*** Extracted data ***
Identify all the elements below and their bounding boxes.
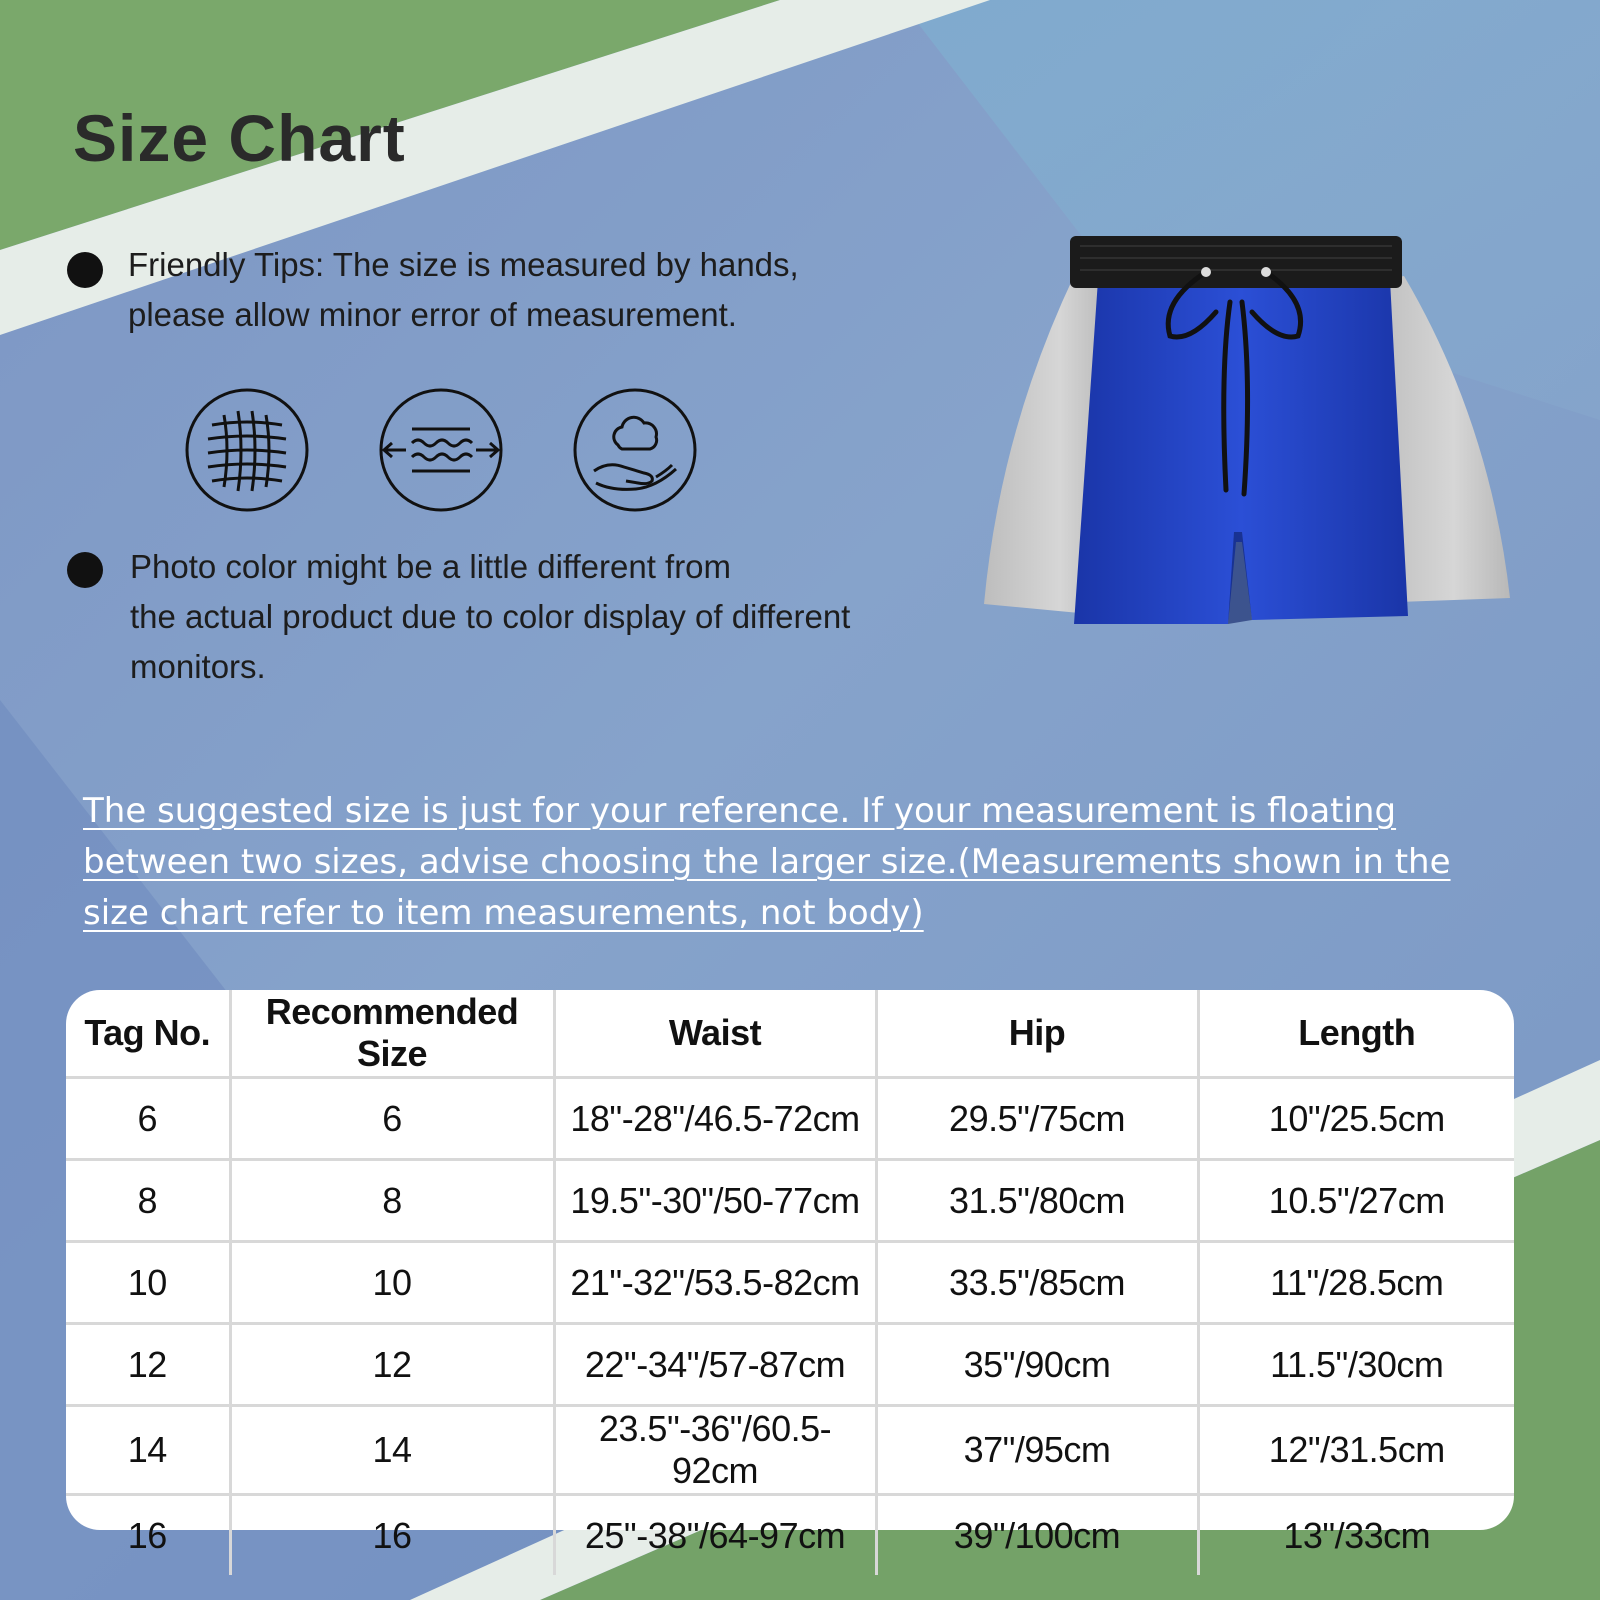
tip-line: Friendly Tips: The size is measured by hands, — [128, 246, 799, 283]
bullet-dot — [67, 552, 103, 588]
cell-length: 11.5"/30cm — [1198, 1324, 1514, 1406]
cell-length: 13"/33cm — [1283, 1514, 1431, 1556]
cell-waist: 18"-28"/46.5-72cm — [554, 1078, 876, 1160]
cell-tag-no: 12 — [66, 1324, 230, 1406]
page-title: Size Chart — [73, 101, 406, 175]
tip-line: monitors. — [130, 648, 266, 685]
table-header-row — [66, 990, 1514, 1078]
table-row — [66, 1160, 1514, 1242]
cell-hip: 31.5"/80cm — [876, 1160, 1198, 1242]
cell-waist: 19.5"-30"/50-77cm — [554, 1160, 876, 1242]
color-tip — [130, 542, 850, 692]
header-length: Length — [1198, 990, 1514, 1078]
cell-recommended-size: 8 — [230, 1160, 554, 1242]
tip-line: please allow minor error of measurement. — [128, 296, 737, 333]
size-table — [66, 990, 1514, 1556]
mesh-fabric-icon — [184, 387, 310, 513]
cell-hip: 35"/90cm — [876, 1324, 1198, 1406]
cell-hip: 29.5"/75cm — [876, 1078, 1198, 1160]
bullet-dot — [67, 252, 103, 288]
product-image-shorts — [990, 232, 1512, 640]
table-row — [66, 1324, 1514, 1406]
cell-length: 10.5"/27cm — [1198, 1160, 1514, 1242]
table-row — [66, 1406, 1514, 1495]
tip-line: the actual product due to color display of different — [130, 598, 851, 635]
header-tag-no: Tag No. — [66, 990, 230, 1078]
cell-recommended-size: 10 — [230, 1242, 554, 1324]
header-hip: Hip — [876, 990, 1198, 1078]
soft-cotton-icon — [572, 387, 698, 513]
cell-waist: 23.5"-36"/60.5-92cm — [554, 1406, 876, 1495]
cell-tag-no: 16 — [66, 1495, 230, 1576]
stretch-fabric-icon — [378, 387, 504, 513]
friendly-tip — [128, 240, 799, 340]
size-reference-note: The suggested size is just for your reference. If your measurement is floating between two sizes, advise choosing the larger size.(Measurements shown in the size chart refer to item measurements, not body) — [83, 791, 1451, 933]
cell-recommended-size: 12 — [230, 1324, 554, 1406]
cell-length: 11"/28.5cm — [1198, 1242, 1514, 1324]
cell-hip: 39"/100cm — [876, 1495, 1198, 1576]
cell-waist: 22"-34"/57-87cm — [554, 1324, 876, 1406]
cell-length: 12"/31.5cm — [1198, 1406, 1514, 1495]
table-row — [66, 1078, 1514, 1160]
header-waist: Waist — [554, 990, 876, 1078]
cell-tag-no: 14 — [66, 1406, 230, 1495]
tip-line: Photo color might be a little different from — [130, 548, 732, 585]
cell-recommended-size: 16 — [230, 1495, 554, 1576]
cell-tag-no: 6 — [66, 1078, 230, 1160]
cell-tag-no: 10 — [66, 1242, 230, 1324]
header-recommended-size: Recommended Size — [230, 990, 554, 1078]
cell-waist: 21"-32"/53.5-82cm — [554, 1242, 876, 1324]
cell-hip: 33.5"/85cm — [876, 1242, 1198, 1324]
cell-recommended-size: 14 — [230, 1406, 554, 1495]
cell-tag-no: 8 — [66, 1160, 230, 1242]
cell-waist: 25"-38"/64-97cm — [554, 1495, 876, 1576]
cell-recommended-size: 6 — [230, 1078, 554, 1160]
table-row — [66, 1495, 1514, 1576]
cell-hip: 37"/95cm — [876, 1406, 1198, 1495]
table-row — [66, 1242, 1514, 1324]
cell-length: 10"/25.5cm — [1198, 1078, 1514, 1160]
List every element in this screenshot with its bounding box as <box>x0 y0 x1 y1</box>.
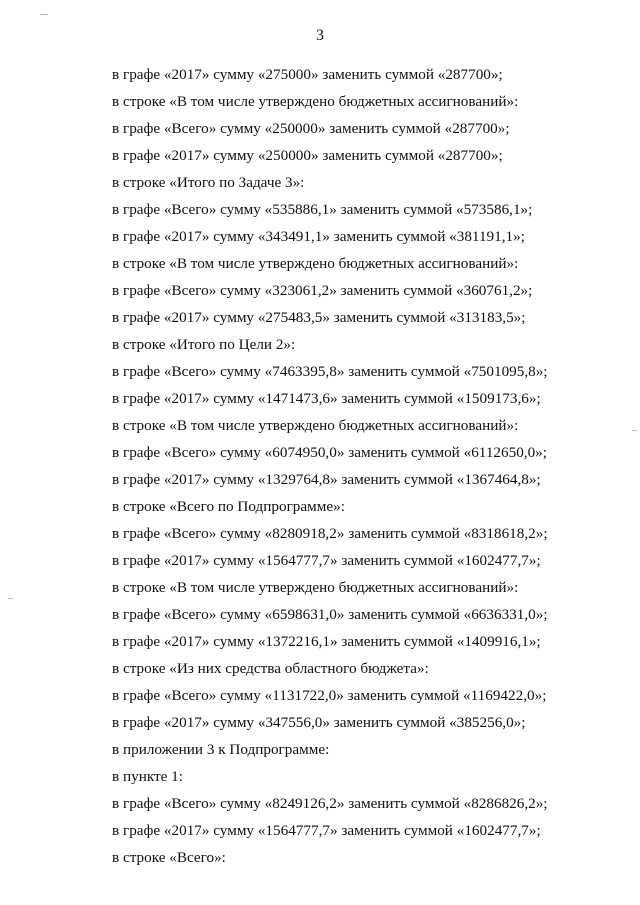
document-line: в пункте 1: <box>112 768 183 785</box>
document-line: в графе «2017» сумму «250000» заменить суммой «287700»; <box>112 147 503 164</box>
document-line: в графе «Всего» сумму «6598631,0» заменить суммой «6636331,0»; <box>112 606 548 623</box>
document-line: в строке «В том числе утверждено бюджетных ассигнований»: <box>112 417 519 434</box>
document-line: в графе «Всего» сумму «535886,1» заменить суммой «573586,1»; <box>112 201 533 218</box>
document-line: в графе «Всего» сумму «1131722,0» заменить суммой «1169422,0»; <box>112 687 547 704</box>
document-line: в графе «Всего» сумму «8249126,2» заменить суммой «8286826,2»; <box>112 795 548 812</box>
document-line: в графе «2017» сумму «1564777,7» заменить суммой «1602477,7»; <box>112 822 541 839</box>
document-line: в строке «Итого по Цели 2»: <box>112 336 296 353</box>
document-line: в строке «В том числе утверждено бюджетных ассигнований»: <box>112 579 519 596</box>
document-line: в графе «2017» сумму «275000» заменить суммой «287700»; <box>112 66 503 83</box>
document-line: в графе «2017» сумму «343491,1» заменить суммой «381191,1»; <box>112 228 525 245</box>
document-line: в графе «2017» сумму «1471473,6» заменить суммой «1509173,6»; <box>112 390 541 407</box>
document-line: в графе «2017» сумму «1372216,1» заменить суммой «1409916,1»; <box>112 633 541 650</box>
document-line: в приложении 3 к Подпрограмме: <box>112 741 330 758</box>
document-line: в графе «2017» сумму «275483,5» заменить суммой «313183,5»; <box>112 309 526 326</box>
document-line: в строке «Из них средства областного бюджета»: <box>112 660 429 677</box>
scan-mark-left <box>8 598 13 599</box>
document-body <box>112 63 612 873</box>
document-line: в строке «В том числе утверждено бюджетных ассигнований»: <box>112 255 519 272</box>
document-line: в строке «Итого по Задаче 3»: <box>112 174 305 191</box>
document-line: в графе «Всего» сумму «6074950,0» заменить суммой «6112650,0»; <box>112 444 547 461</box>
scan-mark-top-left <box>40 14 48 15</box>
document-line: в графе «Всего» сумму «323061,2» заменить суммой «360761,2»; <box>112 282 533 299</box>
document-line: в строке «Всего»: <box>112 849 226 866</box>
document-line: в графе «Всего» сумму «250000» заменить суммой «287700»; <box>112 120 510 137</box>
document-line: в графе «Всего» сумму «7463395,8» заменить суммой «7501095,8»; <box>112 363 548 380</box>
document-line: в строке «Всего по Подпрограмме»: <box>112 498 345 515</box>
document-line: в графе «Всего» сумму «8280918,2» заменить суммой «8318618,2»; <box>112 525 548 542</box>
document-line: в строке «В том числе утверждено бюджетных ассигнований»: <box>112 93 519 110</box>
document-line: в графе «2017» сумму «1564777,7» заменить суммой «1602477,7»; <box>112 552 541 569</box>
scan-mark-right <box>632 430 637 431</box>
document-line: в графе «2017» сумму «1329764,8» заменить суммой «1367464,8»; <box>112 471 541 488</box>
document-line: в графе «2017» сумму «347556,0» заменить суммой «385256,0»; <box>112 714 526 731</box>
page-number: 3 <box>316 27 324 44</box>
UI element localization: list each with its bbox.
***
Copy the lines of the records verbatim, beginning with the line that contains "tip-line: Friendly Tips: The" and ending after the line that contains "bullet-dot — [67, 252, 103, 288]".

tip-line: Friendly Tips: The size is measured by hands, — [128, 246, 799, 283]
bullet-dot — [67, 552, 103, 588]
cell-length: 11.5"/30cm — [1198, 1324, 1514, 1406]
cell-length: 13"/33cm — [1283, 1514, 1431, 1556]
cell-waist: 18"-28"/46.5-72cm — [554, 1078, 876, 1160]
cell-tag-no: 12 — [66, 1324, 230, 1406]
page-title: Size Chart — [73, 101, 406, 175]
tip-line: monitors. — [130, 648, 266, 685]
table-header-row — [66, 990, 1514, 1078]
table-row — [66, 1160, 1514, 1242]
cell-hip: 31.5"/80cm — [876, 1160, 1198, 1242]
cell-waist: 19.5"-30"/50-77cm — [554, 1160, 876, 1242]
color-tip — [130, 542, 850, 692]
header-length: Length — [1198, 990, 1514, 1078]
cell-recommended-size: 8 — [230, 1160, 554, 1242]
tip-line: please allow minor error of measurement. — [128, 296, 737, 333]
size-table — [66, 990, 1514, 1556]
mesh-fabric-icon — [184, 387, 310, 513]
cell-hip: 35"/90cm — [876, 1324, 1198, 1406]
cell-hip: 29.5"/75cm — [876, 1078, 1198, 1160]
bullet-dot — [67, 252, 103, 288]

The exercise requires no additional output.